WORK TO DO: Which lines include the word "clipboard"? Copy each of them.

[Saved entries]
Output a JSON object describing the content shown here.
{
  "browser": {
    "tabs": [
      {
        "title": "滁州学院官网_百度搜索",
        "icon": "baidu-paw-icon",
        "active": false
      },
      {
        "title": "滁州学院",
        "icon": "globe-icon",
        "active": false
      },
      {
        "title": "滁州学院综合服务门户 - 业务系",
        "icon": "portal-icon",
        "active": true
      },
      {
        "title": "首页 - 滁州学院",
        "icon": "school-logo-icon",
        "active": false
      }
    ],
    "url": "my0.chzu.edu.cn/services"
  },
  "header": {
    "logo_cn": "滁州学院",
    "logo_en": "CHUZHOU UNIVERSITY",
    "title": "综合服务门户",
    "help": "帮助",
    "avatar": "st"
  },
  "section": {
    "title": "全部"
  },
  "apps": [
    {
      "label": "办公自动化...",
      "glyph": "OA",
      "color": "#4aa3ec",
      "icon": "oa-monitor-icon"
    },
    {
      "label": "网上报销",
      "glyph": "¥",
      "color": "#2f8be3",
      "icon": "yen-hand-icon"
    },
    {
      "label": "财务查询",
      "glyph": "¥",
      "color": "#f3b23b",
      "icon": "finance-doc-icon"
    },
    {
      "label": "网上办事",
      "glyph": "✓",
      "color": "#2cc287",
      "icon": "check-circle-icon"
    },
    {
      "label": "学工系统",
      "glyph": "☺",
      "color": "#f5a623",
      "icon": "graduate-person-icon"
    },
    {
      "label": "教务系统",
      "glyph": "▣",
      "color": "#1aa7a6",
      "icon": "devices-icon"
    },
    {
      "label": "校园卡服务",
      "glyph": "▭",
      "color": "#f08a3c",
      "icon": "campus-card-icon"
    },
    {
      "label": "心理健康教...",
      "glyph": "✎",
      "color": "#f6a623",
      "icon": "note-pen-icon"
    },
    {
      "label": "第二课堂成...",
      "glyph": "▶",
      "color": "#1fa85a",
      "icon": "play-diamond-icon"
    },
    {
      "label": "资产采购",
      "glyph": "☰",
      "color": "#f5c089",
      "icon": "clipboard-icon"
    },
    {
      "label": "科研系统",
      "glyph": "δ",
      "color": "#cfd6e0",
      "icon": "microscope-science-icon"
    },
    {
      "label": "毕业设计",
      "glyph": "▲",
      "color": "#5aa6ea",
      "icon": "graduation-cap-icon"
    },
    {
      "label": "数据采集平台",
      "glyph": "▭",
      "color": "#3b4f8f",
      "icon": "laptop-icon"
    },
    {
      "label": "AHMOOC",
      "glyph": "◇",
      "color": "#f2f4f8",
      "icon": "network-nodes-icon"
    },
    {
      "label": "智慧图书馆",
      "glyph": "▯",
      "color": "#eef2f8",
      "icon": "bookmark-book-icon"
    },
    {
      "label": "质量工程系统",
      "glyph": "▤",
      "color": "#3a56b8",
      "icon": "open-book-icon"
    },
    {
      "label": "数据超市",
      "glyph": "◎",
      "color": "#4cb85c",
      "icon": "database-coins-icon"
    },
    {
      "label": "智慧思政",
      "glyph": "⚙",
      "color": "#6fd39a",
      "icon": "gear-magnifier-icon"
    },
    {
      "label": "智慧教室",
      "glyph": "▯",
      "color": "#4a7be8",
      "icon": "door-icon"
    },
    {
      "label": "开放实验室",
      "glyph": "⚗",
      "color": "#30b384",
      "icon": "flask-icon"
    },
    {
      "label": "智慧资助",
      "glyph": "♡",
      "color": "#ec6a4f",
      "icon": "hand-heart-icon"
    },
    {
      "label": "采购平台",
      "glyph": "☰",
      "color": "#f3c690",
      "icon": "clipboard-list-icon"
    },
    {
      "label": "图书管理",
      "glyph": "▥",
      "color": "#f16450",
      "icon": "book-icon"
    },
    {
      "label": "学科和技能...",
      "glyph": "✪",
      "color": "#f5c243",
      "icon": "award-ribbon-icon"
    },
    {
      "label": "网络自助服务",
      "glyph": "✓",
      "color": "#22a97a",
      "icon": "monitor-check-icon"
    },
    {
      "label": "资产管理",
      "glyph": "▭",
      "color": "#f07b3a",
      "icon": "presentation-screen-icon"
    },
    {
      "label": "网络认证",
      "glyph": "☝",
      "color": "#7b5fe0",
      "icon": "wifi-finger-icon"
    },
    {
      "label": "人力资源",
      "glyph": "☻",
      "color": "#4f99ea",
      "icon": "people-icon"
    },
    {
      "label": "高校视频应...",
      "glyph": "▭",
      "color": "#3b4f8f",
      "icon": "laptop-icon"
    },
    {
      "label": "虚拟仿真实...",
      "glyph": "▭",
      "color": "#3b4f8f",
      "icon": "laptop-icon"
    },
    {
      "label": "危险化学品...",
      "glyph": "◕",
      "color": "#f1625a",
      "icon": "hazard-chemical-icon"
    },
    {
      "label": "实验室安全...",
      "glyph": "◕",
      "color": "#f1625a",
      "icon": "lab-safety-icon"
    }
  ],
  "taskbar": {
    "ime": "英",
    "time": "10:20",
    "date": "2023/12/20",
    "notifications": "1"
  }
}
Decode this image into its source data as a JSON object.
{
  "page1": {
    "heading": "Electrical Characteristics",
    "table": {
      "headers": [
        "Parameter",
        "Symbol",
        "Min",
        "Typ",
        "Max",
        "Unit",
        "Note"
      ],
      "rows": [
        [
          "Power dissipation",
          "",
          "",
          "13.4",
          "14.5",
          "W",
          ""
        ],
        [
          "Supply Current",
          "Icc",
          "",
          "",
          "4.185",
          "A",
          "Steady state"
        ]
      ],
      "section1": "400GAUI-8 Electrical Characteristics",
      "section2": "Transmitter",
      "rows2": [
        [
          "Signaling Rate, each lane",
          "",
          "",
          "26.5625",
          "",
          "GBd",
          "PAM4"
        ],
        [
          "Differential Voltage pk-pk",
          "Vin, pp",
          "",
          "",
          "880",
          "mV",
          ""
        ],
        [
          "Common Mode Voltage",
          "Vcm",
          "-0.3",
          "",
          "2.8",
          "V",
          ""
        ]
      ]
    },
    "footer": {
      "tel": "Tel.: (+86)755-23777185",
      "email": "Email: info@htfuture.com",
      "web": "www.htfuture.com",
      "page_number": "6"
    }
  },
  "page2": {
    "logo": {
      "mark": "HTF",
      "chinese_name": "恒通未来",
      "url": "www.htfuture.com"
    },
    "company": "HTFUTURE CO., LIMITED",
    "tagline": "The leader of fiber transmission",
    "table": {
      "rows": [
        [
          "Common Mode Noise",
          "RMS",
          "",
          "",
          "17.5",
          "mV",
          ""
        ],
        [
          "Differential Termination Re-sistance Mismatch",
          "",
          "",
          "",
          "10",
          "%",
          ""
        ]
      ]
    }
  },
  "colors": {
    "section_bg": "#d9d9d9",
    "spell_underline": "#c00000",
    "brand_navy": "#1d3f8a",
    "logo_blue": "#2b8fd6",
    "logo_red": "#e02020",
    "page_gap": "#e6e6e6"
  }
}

WRITTEN ANSWER:
      "icon": "clipboard-icon"
      "icon": "clipboard-list-icon"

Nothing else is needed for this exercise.